'''

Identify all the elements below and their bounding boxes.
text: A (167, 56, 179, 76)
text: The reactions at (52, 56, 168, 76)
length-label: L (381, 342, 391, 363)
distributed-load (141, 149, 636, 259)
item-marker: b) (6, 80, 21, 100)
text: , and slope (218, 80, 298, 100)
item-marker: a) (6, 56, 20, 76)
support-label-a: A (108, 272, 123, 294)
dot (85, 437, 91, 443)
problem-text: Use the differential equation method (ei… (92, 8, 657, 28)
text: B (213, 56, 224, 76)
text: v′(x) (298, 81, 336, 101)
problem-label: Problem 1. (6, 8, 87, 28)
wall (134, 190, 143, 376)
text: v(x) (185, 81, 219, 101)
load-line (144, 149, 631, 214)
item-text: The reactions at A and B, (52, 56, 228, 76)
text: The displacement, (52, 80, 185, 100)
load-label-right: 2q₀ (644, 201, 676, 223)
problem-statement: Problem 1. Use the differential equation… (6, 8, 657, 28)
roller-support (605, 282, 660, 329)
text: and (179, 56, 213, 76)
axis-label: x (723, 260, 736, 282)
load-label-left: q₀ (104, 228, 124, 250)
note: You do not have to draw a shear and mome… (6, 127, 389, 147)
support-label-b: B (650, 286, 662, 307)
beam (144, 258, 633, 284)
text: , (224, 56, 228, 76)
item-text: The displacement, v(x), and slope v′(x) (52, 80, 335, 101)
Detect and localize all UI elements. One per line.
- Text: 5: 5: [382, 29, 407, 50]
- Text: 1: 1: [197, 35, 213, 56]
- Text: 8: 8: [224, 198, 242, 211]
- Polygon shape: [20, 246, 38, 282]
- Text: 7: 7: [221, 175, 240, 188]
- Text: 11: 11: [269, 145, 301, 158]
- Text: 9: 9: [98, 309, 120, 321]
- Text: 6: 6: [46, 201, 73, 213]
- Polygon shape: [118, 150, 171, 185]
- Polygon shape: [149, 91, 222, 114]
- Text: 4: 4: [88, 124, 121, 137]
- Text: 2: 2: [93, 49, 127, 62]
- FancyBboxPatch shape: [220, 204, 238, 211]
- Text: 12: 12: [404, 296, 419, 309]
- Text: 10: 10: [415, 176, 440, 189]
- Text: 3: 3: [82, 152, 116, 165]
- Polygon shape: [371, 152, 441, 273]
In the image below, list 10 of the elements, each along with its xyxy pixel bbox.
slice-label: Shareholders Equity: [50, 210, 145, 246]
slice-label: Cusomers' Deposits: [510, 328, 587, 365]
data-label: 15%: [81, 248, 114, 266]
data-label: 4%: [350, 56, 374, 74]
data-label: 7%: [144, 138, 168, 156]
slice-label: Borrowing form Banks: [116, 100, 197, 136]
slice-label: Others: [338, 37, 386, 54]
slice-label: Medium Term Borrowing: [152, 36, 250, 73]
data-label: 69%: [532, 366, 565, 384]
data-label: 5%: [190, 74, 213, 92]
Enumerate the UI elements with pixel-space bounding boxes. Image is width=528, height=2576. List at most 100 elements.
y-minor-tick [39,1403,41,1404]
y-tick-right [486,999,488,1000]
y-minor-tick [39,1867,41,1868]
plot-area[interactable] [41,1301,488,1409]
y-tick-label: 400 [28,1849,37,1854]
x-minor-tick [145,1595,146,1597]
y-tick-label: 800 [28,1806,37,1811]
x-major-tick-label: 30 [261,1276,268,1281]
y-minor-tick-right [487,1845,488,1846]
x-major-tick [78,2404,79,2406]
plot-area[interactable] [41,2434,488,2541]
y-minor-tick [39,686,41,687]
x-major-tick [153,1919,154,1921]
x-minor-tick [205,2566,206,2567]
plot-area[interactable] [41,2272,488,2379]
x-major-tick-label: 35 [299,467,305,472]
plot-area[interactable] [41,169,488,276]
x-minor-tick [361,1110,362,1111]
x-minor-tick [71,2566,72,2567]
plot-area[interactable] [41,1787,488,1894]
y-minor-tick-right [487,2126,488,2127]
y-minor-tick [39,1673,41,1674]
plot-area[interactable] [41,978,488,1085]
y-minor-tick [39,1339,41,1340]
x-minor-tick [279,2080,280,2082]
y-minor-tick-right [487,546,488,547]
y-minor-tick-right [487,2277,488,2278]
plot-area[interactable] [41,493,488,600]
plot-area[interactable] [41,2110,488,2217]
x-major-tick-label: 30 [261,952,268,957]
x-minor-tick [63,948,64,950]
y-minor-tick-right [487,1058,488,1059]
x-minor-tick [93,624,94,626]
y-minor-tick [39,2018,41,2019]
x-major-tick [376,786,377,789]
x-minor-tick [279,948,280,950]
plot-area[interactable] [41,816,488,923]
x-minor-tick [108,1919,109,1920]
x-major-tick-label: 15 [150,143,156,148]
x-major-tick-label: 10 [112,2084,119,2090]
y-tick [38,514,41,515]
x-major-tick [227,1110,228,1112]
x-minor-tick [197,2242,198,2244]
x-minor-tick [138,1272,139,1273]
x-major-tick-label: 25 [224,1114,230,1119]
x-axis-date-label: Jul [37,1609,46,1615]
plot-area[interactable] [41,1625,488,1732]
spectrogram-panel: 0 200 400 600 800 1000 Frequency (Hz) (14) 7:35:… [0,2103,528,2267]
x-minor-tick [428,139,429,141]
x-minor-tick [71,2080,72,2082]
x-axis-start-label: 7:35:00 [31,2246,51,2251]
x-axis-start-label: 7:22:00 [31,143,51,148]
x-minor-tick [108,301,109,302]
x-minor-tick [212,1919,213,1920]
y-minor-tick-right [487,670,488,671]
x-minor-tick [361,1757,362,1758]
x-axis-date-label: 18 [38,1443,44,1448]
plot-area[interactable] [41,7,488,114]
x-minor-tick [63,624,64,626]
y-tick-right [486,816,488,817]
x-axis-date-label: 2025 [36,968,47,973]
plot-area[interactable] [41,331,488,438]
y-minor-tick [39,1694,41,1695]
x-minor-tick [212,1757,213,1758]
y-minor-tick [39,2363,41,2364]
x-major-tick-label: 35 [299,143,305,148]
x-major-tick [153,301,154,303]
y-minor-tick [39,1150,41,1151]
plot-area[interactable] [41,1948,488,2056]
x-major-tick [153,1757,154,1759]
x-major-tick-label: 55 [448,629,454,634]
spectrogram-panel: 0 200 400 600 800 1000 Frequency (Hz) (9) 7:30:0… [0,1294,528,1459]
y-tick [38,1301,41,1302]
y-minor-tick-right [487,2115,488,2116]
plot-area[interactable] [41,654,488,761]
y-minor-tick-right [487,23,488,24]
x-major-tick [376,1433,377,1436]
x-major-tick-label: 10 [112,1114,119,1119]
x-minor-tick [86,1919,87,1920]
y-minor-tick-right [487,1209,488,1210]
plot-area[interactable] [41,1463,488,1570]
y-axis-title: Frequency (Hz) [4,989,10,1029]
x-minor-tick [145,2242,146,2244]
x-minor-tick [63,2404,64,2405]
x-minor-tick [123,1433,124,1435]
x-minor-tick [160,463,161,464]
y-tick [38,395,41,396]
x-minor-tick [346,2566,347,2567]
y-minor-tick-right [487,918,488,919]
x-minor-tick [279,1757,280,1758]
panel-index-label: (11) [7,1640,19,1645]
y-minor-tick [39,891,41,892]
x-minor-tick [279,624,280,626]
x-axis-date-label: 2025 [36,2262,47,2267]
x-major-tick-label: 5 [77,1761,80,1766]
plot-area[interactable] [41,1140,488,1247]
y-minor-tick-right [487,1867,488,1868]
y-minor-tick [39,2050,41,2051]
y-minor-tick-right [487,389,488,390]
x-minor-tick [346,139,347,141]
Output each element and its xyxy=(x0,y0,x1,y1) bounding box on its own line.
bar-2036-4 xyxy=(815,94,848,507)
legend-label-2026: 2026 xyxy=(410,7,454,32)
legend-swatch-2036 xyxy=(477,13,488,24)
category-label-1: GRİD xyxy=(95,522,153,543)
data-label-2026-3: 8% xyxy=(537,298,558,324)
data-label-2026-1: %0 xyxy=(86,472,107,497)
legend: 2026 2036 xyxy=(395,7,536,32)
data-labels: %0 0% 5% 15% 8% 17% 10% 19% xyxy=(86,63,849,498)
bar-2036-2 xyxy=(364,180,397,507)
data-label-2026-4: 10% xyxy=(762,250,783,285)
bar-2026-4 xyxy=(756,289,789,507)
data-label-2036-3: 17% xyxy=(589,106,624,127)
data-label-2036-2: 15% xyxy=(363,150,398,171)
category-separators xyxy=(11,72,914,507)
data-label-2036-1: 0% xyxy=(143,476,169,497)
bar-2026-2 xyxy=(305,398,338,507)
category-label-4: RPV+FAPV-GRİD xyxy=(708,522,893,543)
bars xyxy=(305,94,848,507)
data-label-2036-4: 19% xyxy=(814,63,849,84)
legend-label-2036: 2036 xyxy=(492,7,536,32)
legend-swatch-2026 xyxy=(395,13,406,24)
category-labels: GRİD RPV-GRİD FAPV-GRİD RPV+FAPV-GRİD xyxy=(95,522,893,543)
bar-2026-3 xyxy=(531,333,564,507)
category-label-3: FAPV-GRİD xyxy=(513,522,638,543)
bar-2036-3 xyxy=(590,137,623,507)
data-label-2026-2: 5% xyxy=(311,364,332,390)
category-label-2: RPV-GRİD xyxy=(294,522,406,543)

'''

## Stated exercise
Reproduce the lines word for word, starting with the first line of the records and going on through the line with "load-label-right: 2q₀ (644, 201, 676, 223)", both included.

## Complete output
Identify all the elements below and their bounding boxes.
text: A (167, 56, 179, 76)
text: The reactions at (52, 56, 168, 76)
length-label: L (381, 342, 391, 363)
distributed-load (141, 149, 636, 259)
item-marker: b) (6, 80, 21, 100)
text: , and slope (218, 80, 298, 100)
item-marker: a) (6, 56, 20, 76)
support-label-a: A (108, 272, 123, 294)
dot (85, 437, 91, 443)
problem-text: Use the differential equation method (ei… (92, 8, 657, 28)
text: B (213, 56, 224, 76)
text: v′(x) (298, 81, 336, 101)
problem-label: Problem 1. (6, 8, 87, 28)
wall (134, 190, 143, 376)
text: v(x) (185, 81, 219, 101)
load-line (144, 149, 631, 214)
item-text: The reactions at A and B, (52, 56, 228, 76)
text: The displacement, (52, 80, 185, 100)
load-label-right: 2q₀ (644, 201, 676, 223)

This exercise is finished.